__Working data__.
☆ ☆ ☆ ☆
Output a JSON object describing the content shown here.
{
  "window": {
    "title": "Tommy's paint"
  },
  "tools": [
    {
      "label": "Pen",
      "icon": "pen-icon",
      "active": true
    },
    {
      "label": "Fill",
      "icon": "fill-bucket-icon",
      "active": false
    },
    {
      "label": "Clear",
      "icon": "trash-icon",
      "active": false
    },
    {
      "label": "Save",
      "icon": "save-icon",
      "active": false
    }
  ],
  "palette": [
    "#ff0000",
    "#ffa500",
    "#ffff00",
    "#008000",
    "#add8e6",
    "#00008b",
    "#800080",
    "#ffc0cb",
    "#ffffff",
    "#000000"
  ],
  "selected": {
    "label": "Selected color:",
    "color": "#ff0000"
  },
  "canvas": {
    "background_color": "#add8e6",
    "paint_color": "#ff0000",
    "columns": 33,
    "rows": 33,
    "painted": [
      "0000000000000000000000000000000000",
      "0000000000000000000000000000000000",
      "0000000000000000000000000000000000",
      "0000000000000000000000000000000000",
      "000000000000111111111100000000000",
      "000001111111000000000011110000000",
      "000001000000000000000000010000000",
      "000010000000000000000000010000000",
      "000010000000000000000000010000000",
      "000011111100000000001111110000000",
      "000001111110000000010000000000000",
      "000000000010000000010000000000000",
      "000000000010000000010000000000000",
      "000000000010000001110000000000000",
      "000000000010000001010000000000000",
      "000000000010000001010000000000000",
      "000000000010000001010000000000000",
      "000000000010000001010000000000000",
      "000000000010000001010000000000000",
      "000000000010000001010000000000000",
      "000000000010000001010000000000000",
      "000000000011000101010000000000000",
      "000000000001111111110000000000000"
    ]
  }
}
☆ ☆ ☆ ☆
__What to produce__. Write out the records shown above, exactly as they appear.

__Answer for this exercise__.
Output a JSON object describing the content shown here.
{
  "window": {
    "title": "Tommy's paint"
  },
  "tools": [
    {
      "label": "Pen",
      "icon": "pen-icon",
      "active": true
    },
    {
      "label": "Fill",
      "icon": "fill-bucket-icon",
      "active": false
    },
    {
      "label": "Clear",
      "icon": "trash-icon",
      "active": false
    },
    {
      "label": "Save",
      "icon": "save-icon",
      "active": false
    }
  ],
  "palette": [
    "#ff0000",
    "#ffa500",
    "#ffff00",
    "#008000",
    "#add8e6",
    "#00008b",
    "#800080",
    "#ffc0cb",
    "#ffffff",
    "#000000"
  ],
  "selected": {
    "label": "Selected color:",
    "color": "#ff0000"
  },
  "canvas": {
    "background_color": "#add8e6",
    "paint_color": "#ff0000",
    "columns": 33,
    "rows": 33,
    "painted": [
      "0000000000000000000000000000000000",
      "0000000000000000000000000000000000",
      "0000000000000000000000000000000000",
      "0000000000000000000000000000000000",
      "000000000000111111111100000000000",
      "000001111111000000000011110000000",
      "000001000000000000000000010000000",
      "000010000000000000000000010000000",
      "000010000000000000000000010000000",
      "000011111100000000001111110000000",
      "000001111110000000010000000000000",
      "000000000010000000010000000000000",
      "000000000010000000010000000000000",
      "000000000010000001110000000000000",
      "000000000010000001010000000000000",
      "000000000010000001010000000000000",
      "000000000010000001010000000000000",
      "000000000010000001010000000000000",
      "000000000010000001010000000000000",
      "000000000010000001010000000000000",
      "000000000010000001010000000000000",
      "000000000011000101010000000000000",
      "000000000001111111110000000000000"
    ]
  }
}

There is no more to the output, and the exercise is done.